* INSTRUCTIONS TO FOLLOW: Give back the full listing exactly as it appears below.

* LISTED ENTRIES:
+===+

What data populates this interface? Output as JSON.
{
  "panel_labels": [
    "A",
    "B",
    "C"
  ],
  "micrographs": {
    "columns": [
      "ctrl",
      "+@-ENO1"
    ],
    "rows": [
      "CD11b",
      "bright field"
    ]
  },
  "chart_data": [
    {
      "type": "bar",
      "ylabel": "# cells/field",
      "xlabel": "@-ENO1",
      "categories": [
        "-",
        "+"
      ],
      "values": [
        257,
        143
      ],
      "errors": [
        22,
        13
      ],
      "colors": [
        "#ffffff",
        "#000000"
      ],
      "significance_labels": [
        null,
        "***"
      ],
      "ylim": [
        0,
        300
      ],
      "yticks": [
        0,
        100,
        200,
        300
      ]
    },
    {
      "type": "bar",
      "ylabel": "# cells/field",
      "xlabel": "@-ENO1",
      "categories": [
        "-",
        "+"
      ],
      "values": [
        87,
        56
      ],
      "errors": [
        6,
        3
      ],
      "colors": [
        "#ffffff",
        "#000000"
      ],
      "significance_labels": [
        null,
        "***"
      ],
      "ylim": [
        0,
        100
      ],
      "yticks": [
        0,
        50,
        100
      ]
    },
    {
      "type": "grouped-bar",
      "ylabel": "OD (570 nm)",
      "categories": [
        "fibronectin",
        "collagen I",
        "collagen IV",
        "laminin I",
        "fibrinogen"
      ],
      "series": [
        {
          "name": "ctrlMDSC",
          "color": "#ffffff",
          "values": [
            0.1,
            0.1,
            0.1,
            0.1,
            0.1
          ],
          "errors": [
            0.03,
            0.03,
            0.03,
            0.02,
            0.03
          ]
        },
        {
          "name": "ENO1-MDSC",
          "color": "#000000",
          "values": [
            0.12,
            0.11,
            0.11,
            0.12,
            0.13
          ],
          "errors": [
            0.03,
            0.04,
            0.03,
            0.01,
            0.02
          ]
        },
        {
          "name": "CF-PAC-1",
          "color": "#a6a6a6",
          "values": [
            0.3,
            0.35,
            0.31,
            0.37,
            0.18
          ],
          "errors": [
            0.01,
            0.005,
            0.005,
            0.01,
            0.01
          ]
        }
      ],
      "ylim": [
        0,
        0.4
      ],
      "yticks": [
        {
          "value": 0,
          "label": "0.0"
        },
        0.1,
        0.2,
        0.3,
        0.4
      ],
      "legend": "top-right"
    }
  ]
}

+===+

* FINISHED TASK:
What data populates this interface? Output as JSON.
{
  "panel_labels": [
    "A",
    "B",
    "C"
  ],
  "micrographs": {
    "columns": [
      "ctrl",
      "+@-ENO1"
    ],
    "rows": [
      "CD11b",
      "bright field"
    ]
  },
  "chart_data": [
    {
      "type": "bar",
      "ylabel": "# cells/field",
      "xlabel": "@-ENO1",
      "categories": [
        "-",
        "+"
      ],
      "values": [
        257,
        143
      ],
      "errors": [
        22,
        13
      ],
      "colors": [
        "#ffffff",
        "#000000"
      ],
      "significance_labels": [
        null,
        "***"
      ],
      "ylim": [
        0,
        300
      ],
      "yticks": [
        0,
        100,
        200,
        300
      ]
    },
    {
      "type": "bar",
      "ylabel": "# cells/field",
      "xlabel": "@-ENO1",
      "categories": [
        "-",
        "+"
      ],
      "values": [
        87,
        56
      ],
      "errors": [
        6,
        3
      ],
      "colors": [
        "#ffffff",
        "#000000"
      ],
      "significance_labels": [
        null,
        "***"
      ],
      "ylim": [
        0,
        100
      ],
      "yticks": [
        0,
        50,
        100
      ]
    },
    {
      "type": "grouped-bar",
      "ylabel": "OD (570 nm)",
      "categories": [
        "fibronectin",
        "collagen I",
        "collagen IV",
        "laminin I",
        "fibrinogen"
      ],
      "series": [
        {
          "name": "ctrlMDSC",
          "color": "#ffffff",
          "values": [
            0.1,
            0.1,
            0.1,
            0.1,
            0.1
          ],
          "errors": [
            0.03,
            0.03,
            0.03,
            0.02,
            0.03
          ]
        },
        {
          "name": "ENO1-MDSC",
          "color": "#000000",
          "values": [
            0.12,
            0.11,
            0.11,
            0.12,
            0.13
          ],
          "errors": [
            0.03,
            0.04,
            0.03,
            0.01,
            0.02
          ]
        },
        {
          "name": "CF-PAC-1",
          "color": "#a6a6a6",
          "values": [
            0.3,
            0.35,
            0.31,
            0.37,
            0.18
          ],
          "errors": [
            0.01,
            0.005,
            0.005,
            0.01,
            0.01
          ]
        }
      ],
      "ylim": [
        0,
        0.4
      ],
      "yticks": [
        {
          "value": 0,
          "label": "0.0"
        },
        0.1,
        0.2,
        0.3,
        0.4
      ],
      "legend": "top-right"
    }
  ]
}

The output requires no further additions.